## DATA SUPPLIED
┄┄┄┄┄┄

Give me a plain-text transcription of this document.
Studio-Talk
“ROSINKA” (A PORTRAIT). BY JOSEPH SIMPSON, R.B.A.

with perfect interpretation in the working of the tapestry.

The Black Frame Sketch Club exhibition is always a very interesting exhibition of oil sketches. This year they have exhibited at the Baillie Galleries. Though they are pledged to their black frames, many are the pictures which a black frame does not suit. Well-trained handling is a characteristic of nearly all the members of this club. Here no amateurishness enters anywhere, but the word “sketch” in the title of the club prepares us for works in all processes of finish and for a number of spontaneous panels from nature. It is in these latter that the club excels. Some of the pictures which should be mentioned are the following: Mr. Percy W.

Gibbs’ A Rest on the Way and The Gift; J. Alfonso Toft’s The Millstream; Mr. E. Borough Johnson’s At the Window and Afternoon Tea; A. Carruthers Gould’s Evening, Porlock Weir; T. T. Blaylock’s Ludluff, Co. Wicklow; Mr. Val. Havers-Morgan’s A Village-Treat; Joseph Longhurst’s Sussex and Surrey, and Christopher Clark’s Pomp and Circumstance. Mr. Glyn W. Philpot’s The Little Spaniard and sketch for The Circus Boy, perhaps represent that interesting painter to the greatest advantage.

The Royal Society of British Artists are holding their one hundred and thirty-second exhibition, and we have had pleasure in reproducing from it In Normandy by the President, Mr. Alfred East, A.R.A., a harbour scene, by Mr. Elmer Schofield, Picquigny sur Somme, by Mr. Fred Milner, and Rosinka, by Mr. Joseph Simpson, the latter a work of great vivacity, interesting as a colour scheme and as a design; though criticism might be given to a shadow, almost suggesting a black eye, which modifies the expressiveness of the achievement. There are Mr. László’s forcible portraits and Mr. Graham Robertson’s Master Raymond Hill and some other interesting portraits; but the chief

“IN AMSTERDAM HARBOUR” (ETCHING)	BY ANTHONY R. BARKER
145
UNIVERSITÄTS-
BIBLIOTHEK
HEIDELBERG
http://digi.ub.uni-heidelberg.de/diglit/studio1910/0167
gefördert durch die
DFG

┄┄┄┄┄┄

## REQUIREMENT
Type out the whole listing above again, exactly as it stands.

## ANSWER TO THIS PROBLEM
Give me a plain-text transcription of this document.
Studio-Talk
“ROSINKA” (A PORTRAIT). BY JOSEPH SIMPSON, R.B.A.

with perfect interpretation in the working of the tapestry.

The Black Frame Sketch Club exhibition is always a very interesting exhibition of oil sketches. This year they have exhibited at the Baillie Galleries. Though they are pledged to their black frames, many are the pictures which a black frame does not suit. Well-trained handling is a characteristic of nearly all the members of this club. Here no amateurishness enters anywhere, but the word “sketch” in the title of the club prepares us for works in all processes of finish and for a number of spontaneous panels from nature. It is in these latter that the club excels. Some of the pictures which should be mentioned are the following: Mr. Percy W.

Gibbs’ A Rest on the Way and The Gift; J. Alfonso Toft’s The Millstream; Mr. E. Borough Johnson’s At the Window and Afternoon Tea; A. Carruthers Gould’s Evening, Porlock Weir; T. T. Blaylock’s Ludluff, Co. Wicklow; Mr. Val. Havers-Morgan’s A Village-Treat; Joseph Longhurst’s Sussex and Surrey, and Christopher Clark’s Pomp and Circumstance. Mr. Glyn W. Philpot’s The Little Spaniard and sketch for The Circus Boy, perhaps represent that interesting painter to the greatest advantage.

The Royal Society of British Artists are holding their one hundred and thirty-second exhibition, and we have had pleasure in reproducing from it In Normandy by the President, Mr. Alfred East, A.R.A., a harbour scene, by Mr. Elmer Schofield, Picquigny sur Somme, by Mr. Fred Milner, and Rosinka, by Mr. Joseph Simpson, the latter a work of great vivacity, interesting as a colour scheme and as a design; though criticism might be given to a shadow, almost suggesting a black eye, which modifies the expressiveness of the achievement. There are Mr. László’s forcible portraits and Mr. Graham Robertson’s Master Raymond Hill and some other interesting portraits; but the chief

“IN AMSTERDAM HARBOUR” (ETCHING)	BY ANTHONY R. BARKER
145
UNIVERSITÄTS-
BIBLIOTHEK
HEIDELBERG
http://digi.ub.uni-heidelberg.de/diglit/studio1910/0167
gefördert durch die
DFG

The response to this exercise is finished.